= EXERCISE BRIEF =
Within the listing below, locate all lines containing the word "నవహక". Copy each one.

= THE RECORDS =
☆ ☆ ☆ ☆

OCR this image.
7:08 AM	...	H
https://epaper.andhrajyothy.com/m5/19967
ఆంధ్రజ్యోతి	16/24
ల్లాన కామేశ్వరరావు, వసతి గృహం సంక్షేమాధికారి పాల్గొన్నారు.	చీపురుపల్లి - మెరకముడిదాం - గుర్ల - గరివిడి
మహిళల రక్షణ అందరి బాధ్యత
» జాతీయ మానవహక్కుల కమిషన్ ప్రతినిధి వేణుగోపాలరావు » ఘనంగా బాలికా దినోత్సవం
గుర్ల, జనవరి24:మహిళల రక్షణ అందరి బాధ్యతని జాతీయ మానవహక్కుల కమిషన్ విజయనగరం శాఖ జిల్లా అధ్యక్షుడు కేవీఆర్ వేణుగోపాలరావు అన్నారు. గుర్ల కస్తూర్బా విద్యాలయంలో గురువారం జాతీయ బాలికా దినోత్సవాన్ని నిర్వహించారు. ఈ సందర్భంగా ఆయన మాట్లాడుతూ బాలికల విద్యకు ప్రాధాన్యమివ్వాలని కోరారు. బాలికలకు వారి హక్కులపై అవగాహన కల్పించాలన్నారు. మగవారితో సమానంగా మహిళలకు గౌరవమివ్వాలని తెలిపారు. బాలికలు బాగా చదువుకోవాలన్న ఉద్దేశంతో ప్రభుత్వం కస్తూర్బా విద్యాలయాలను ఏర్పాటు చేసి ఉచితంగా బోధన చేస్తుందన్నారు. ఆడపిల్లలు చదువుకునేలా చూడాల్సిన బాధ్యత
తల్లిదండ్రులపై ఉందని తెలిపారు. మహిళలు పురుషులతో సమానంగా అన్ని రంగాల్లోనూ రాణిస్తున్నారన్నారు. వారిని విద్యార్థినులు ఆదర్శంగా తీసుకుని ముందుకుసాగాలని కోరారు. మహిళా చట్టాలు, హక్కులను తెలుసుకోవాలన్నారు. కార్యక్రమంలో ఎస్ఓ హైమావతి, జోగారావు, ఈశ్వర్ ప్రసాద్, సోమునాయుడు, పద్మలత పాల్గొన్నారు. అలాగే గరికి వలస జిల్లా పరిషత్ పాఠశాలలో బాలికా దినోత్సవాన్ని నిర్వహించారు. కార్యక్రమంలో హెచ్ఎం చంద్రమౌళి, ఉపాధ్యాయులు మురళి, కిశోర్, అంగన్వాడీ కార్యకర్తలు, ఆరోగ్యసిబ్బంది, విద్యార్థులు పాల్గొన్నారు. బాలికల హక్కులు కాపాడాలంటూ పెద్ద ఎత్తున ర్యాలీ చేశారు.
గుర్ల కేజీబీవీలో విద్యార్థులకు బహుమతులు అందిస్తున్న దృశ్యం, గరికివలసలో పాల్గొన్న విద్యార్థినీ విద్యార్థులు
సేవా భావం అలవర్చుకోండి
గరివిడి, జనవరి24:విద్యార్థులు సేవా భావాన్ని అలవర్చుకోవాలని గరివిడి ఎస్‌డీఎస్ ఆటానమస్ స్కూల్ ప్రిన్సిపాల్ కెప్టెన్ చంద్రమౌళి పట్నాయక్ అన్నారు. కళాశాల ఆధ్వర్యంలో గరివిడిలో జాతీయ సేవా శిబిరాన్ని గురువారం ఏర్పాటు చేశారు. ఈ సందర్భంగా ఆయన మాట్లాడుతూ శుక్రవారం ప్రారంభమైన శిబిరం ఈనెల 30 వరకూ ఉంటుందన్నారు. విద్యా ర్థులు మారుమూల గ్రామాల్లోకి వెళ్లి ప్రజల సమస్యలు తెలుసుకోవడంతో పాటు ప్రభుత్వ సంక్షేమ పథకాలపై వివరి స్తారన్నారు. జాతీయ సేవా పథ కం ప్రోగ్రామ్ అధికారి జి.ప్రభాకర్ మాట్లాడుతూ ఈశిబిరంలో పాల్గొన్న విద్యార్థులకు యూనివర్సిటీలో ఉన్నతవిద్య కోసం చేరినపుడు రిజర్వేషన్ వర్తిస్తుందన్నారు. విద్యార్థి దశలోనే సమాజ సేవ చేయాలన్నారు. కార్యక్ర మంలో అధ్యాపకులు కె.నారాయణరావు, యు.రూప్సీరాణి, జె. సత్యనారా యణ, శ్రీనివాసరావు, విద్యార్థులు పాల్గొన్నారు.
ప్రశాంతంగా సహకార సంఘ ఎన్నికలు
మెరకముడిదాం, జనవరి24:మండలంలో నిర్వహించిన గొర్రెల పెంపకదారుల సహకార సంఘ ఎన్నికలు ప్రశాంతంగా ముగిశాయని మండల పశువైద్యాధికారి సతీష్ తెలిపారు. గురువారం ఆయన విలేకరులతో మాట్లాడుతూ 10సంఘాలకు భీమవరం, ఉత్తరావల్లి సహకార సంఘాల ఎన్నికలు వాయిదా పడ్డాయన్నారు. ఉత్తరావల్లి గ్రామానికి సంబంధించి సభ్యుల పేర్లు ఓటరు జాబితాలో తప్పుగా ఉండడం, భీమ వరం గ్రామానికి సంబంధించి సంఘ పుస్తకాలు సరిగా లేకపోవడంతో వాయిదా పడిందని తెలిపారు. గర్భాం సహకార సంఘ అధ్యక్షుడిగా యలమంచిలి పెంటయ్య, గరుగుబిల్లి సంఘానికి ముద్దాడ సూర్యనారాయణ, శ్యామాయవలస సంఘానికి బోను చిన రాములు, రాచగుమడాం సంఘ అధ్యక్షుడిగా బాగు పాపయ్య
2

☆ ☆ ☆ ☆

= TASK OUTPUT =
» జాతీయ మానవహక్కుల కమిషన్ ప్రతినిధి వేణుగోపాలరావు » ఘనంగా బాలికా దినోత్సవం
గుర్ల, జనవరి24:మహిళల రక్షణ అందరి బాధ్యతని జాతీయ మానవహక్కుల కమిషన్ విజయనగరం శాఖ జిల్లా అధ్యక్షుడు కేవీఆర్ వేణుగోపాలరావు అన్నారు. గుర్ల కస్తూర్బా విద్యాలయంలో గురువారం జాతీయ బాలికా దినోత్సవాన్ని నిర్వహించారు. ఈ సందర్భంగా ఆయన మాట్లాడుతూ బాలికల విద్యకు ప్రాధాన్యమివ్వాలని కోరారు. బాలికలకు వారి హక్కులపై అవగాహన కల్పించాలన్నారు. మగవారితో సమానంగా మహిళలకు గౌరవమివ్వాలని తెలిపారు. బాలికలు బాగా చదువుకోవాలన్న ఉద్దేశంతో ప్రభుత్వం కస్తూర్బా విద్యాలయాలను ఏర్పాటు చేసి ఉచితంగా బోధన చేస్తుందన్నారు. ఆడపిల్లలు చదువుకునేలా చూడాల్సిన బాధ్యత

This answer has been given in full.